======== Input for this task
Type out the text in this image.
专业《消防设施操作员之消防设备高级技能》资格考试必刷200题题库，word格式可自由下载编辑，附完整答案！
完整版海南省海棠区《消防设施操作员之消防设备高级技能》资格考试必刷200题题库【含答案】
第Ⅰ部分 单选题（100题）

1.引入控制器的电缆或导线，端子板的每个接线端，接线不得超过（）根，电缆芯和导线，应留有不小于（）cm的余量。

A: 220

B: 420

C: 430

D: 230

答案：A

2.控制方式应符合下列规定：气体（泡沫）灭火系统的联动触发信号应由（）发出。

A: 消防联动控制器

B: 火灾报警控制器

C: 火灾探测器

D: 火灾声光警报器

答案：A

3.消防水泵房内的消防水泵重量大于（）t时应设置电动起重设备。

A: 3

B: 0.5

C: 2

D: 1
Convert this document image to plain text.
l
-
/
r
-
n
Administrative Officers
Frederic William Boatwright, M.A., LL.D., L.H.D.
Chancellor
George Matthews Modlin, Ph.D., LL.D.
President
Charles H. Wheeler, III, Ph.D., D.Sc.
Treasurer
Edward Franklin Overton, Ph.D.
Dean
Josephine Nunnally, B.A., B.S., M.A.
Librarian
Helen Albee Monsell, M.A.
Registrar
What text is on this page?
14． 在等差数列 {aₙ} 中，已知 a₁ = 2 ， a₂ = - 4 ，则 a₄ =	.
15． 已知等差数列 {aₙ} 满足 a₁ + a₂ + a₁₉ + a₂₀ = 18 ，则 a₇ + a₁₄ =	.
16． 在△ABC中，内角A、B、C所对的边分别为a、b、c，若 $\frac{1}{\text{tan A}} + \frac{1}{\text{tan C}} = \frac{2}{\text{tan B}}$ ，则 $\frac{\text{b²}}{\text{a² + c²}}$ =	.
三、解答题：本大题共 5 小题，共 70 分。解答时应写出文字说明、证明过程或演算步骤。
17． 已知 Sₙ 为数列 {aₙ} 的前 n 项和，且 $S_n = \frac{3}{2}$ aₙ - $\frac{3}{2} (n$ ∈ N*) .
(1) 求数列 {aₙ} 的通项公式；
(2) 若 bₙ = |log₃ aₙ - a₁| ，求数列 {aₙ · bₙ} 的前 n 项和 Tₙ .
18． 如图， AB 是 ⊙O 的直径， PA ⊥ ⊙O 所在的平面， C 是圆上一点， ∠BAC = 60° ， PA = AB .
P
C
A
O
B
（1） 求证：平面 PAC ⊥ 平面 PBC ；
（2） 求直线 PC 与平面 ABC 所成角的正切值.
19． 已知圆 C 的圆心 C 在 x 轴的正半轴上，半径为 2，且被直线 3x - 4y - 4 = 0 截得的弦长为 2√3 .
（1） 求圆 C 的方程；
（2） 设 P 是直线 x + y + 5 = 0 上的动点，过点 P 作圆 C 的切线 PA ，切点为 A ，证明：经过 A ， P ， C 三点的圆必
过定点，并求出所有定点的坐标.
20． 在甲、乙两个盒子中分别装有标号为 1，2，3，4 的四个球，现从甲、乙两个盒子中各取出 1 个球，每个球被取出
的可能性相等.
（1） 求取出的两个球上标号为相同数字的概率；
================
Exactly as written, please output every entry.

Type out the text in this image.
专业《消防设施操作员之消防设备高级技能》资格考试必刷200题题库，word格式可自由下载编辑，附完整答案！
完整版海南省海棠区《消防设施操作员之消防设备高级技能》资格考试必刷200题题库【含答案】
第Ⅰ部分 单选题（100题）

1.引入控制器的电缆或导线，端子板的每个接线端，接线不得超过（）根，电缆芯和导线，应留有不小于（）cm的余量。

A: 220

B: 420

C: 430

D: 230

答案：A

2.控制方式应符合下列规定：气体（泡沫）灭火系统的联动触发信号应由（）发出。

A: 消防联动控制器

B: 火灾报警控制器

C: 火灾探测器

D: 火灾声光警报器

答案：A

3.消防水泵房内的消防水泵重量大于（）t时应设置电动起重设备。

A: 3

B: 0.5

C: 2

D: 1
Convert this document image to plain text.
l
-
/
r
-
n
Administrative Officers
Frederic William Boatwright, M.A., LL.D., L.H.D.
Chancellor
George Matthews Modlin, Ph.D., LL.D.
President
Charles H. Wheeler, III, Ph.D., D.Sc.
Treasurer
Edward Franklin Overton, Ph.D.
Dean
Josephine Nunnally, B.A., B.S., M.A.
Librarian
Helen Albee Monsell, M.A.
Registrar
What text is on this page?
14． 在等差数列 {aₙ} 中，已知 a₁ = 2 ， a₂ = - 4 ，则 a₄ =	.
15． 已知等差数列 {aₙ} 满足 a₁ + a₂ + a₁₉ + a₂₀ = 18 ，则 a₇ + a₁₄ =	.
16． 在△ABC中，内角A、B、C所对的边分别为a、b、c，若 $\frac{1}{\text{tan A}} + \frac{1}{\text{tan C}} = \frac{2}{\text{tan B}}$ ，则 $\frac{\text{b²}}{\text{a² + c²}}$ =	.
三、解答题：本大题共 5 小题，共 70 分。解答时应写出文字说明、证明过程或演算步骤。
17． 已知 Sₙ 为数列 {aₙ} 的前 n 项和，且 $S_n = \frac{3}{2}$ aₙ - $\frac{3}{2} (n$ ∈ N*) .
(1) 求数列 {aₙ} 的通项公式；
(2) 若 bₙ = |log₃ aₙ - a₁| ，求数列 {aₙ · bₙ} 的前 n 项和 Tₙ .
18． 如图， AB 是 ⊙O 的直径， PA ⊥ ⊙O 所在的平面， C 是圆上一点， ∠BAC = 60° ， PA = AB .
P
C
A
O
B
（1） 求证：平面 PAC ⊥ 平面 PBC ；
（2） 求直线 PC 与平面 ABC 所成角的正切值.
19． 已知圆 C 的圆心 C 在 x 轴的正半轴上，半径为 2，且被直线 3x - 4y - 4 = 0 截得的弦长为 2√3 .
（1） 求圆 C 的方程；
（2） 设 P 是直线 x + y + 5 = 0 上的动点，过点 P 作圆 C 的切线 PA ，切点为 A ，证明：经过 A ， P ， C 三点的圆必
过定点，并求出所有定点的坐标.
20． 在甲、乙两个盒子中分别装有标号为 1，2，3，4 的四个球，现从甲、乙两个盒子中各取出 1 个球，每个球被取出
的可能性相等.
（1） 求取出的两个球上标号为相同数字的概率；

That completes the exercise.